● **What is being asked**
From the Herb Lambert text, copy word for word the passage starting at "Herbert Norman Lambert (29" and ending at "Canterbury in 1929-30.".

● **Text**
* * * * *

Personal information
- Full name: Herbert Norman Lambert
- Born: 29 January 1900 Wellington, New Zealand
- Died: 19 July 1984 (aged 84) New Plymouth, New Zealand
- Batting: Right-handed
- Bowling: Right-arm off-spin

Domestic team information
- 1917/18–1932/33: Wellington

Career statistics
| Competition | First-class |
| Matches | 39 |
| Runs scored | 1,455 |
| Batting average | 22.04 |
| 100s/50s | 1/6 |
| Top score | 107 |
| Balls bowled | 3,311 |
| Wickets | 70 |
| Bowling average | 29.04 |
| 5 wickets in innings | 1 |
| 10 wickets in match | 0 |
| Best bowling | 6/102 |
| Catches/stumpings | 33/– |
- Source: CricketArchive, 2 February 2017

= Herb Lambert =

New Zealand cricketer

Herbert Norman Lambert (29 January 1900 – 19 July 1984) was a New Zealand cricketer who played first-class cricket for Wellington from 1917 to 1933. He appeared twice for the New Zealand cricket team, in the days before New Zealand played Test cricket.

==Cricket career==
Lambert was an all-rounder, a batsman who could open the batting or bat in the middle order, and a bowler of off-spin. His highest first-class score was 107, the only century in a low-scoring match that Wellington won to clinch the Plunket Shield in 1931-32. His best bowling figures were 6 for 102 in Wellington's 19-run victory over Canterbury in 1929-30.

Lambert's first-class cricket career was interrupted by periods of living outside Wellington. However, in 1922-23, while living in Taranaki, he showed such good form for a combined Taranaki and Wanganui team against the touring MCC team – scoring 66 (in 52 minutes) and 63 in the two-day match when nobody else in the team exceeded 37 – that he was selected to play in the last two of New Zealand's three matches against the MCC. He scored 114 runs in the two matches at an average of 38.00 to lead New Zealand's batting averages. However, his only subsequent appearance for New Zealand was as twelfth man in the Second Test against South Africa in 1931–32. He was the leading scorer in Wellington senior club cricket that season, with 716 runs at an average of 65.09, as well as 35 wickets at 20.51.

In late 1932 Lambert was engaged by the Hastings sub-association of the Hawke's Bay Cricket Association as a coach. He remained there for several seasons, playing occasionally for the Hawke's Bay representative team, which he captained and managed for a Hawke Cup challenge in 1936-37.

==Personal life==
Lambert married Gladys Muriel Dawe in Wellington in 1920. They separated in 1925, after he was declared bankrupt. He remarried, but his second wife, Fay, died in 1936. He died in New Plymouth in July 1984, aged 84.

* * * * *

Bounding box prediction data

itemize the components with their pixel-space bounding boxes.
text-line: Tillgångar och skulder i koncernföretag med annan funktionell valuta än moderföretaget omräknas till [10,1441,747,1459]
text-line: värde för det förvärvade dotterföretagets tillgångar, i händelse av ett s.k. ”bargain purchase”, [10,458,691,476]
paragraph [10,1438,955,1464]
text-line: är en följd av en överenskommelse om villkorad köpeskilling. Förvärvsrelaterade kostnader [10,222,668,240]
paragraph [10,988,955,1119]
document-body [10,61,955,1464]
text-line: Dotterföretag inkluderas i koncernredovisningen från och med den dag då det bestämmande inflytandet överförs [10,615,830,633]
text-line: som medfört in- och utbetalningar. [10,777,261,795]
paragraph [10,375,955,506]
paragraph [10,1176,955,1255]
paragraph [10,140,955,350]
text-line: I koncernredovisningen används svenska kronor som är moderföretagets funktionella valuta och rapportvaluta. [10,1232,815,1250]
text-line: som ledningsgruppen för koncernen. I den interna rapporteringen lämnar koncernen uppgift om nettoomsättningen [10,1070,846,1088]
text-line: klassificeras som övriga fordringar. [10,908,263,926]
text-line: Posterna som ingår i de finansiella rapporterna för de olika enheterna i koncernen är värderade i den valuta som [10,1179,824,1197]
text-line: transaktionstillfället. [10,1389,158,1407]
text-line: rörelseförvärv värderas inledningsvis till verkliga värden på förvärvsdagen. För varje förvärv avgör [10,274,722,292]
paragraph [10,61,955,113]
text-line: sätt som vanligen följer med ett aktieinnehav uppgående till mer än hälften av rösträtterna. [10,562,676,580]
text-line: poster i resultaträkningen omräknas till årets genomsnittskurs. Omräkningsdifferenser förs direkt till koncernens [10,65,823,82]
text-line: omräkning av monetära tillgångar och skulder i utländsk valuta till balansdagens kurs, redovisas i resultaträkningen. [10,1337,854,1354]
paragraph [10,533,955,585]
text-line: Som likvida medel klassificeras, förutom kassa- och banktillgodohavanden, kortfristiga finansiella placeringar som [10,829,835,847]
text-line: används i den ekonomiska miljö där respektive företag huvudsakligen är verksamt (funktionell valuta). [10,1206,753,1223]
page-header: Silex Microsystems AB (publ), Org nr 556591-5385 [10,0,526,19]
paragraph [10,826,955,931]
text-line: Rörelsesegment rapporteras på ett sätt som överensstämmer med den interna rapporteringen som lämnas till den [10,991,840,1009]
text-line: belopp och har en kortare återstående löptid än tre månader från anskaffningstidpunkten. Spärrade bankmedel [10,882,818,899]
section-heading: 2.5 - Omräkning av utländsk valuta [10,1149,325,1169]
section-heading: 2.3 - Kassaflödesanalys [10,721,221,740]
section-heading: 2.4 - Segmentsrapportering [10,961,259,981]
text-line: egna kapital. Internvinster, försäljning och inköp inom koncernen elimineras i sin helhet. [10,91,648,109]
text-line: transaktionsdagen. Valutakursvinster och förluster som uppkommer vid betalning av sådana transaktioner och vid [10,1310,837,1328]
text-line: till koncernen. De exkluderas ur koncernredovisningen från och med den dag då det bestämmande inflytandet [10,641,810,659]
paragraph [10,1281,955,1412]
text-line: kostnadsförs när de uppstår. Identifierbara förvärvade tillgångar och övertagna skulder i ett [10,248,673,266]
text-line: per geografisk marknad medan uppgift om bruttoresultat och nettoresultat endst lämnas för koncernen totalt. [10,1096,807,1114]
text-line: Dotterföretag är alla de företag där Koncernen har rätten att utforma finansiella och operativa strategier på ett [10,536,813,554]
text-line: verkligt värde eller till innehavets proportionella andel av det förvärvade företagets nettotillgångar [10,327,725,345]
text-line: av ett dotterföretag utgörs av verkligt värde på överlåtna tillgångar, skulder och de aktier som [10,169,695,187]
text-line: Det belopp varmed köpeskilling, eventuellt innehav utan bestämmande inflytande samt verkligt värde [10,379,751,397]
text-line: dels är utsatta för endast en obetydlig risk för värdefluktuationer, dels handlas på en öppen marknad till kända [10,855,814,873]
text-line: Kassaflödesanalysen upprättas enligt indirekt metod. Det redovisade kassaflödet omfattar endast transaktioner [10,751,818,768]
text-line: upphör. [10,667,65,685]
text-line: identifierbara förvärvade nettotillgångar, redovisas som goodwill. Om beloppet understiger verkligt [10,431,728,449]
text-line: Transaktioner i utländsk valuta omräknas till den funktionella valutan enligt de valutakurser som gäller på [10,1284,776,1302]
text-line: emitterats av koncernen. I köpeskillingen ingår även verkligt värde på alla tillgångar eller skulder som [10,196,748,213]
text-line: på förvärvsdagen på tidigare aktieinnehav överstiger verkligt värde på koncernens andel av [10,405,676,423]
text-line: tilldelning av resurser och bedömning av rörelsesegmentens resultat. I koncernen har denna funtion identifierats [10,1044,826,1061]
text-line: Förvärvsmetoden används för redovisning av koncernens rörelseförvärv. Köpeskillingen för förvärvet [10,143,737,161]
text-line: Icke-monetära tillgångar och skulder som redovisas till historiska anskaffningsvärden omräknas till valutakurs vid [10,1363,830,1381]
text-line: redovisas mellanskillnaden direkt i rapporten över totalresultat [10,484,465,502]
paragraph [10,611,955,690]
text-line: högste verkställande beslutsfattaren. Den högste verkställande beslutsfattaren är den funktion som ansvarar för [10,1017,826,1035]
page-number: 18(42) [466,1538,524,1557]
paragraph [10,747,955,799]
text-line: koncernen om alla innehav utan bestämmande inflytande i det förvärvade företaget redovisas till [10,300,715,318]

* * * * *

● **Answer**
Herbert Norman Lambert (29 January 1900 – 19 July 1984) was a New Zealand cricketer who played first-class cricket for Wellington from 1917 to 1933. He appeared twice for the New Zealand cricket team, in the days before New Zealand played Test cricket.

==Cricket career==
Lambert was an all-rounder, a batsman who could open the batting or bat in the middle order, and a bowler of off-spin. His highest first-class score was 107, the only century in a low-scoring match that Wellington won to clinch the Plunket Shield in 1931-32. His best bowling figures were 6 for 102 in Wellington's 19-run victory over Canterbury in 1929-30.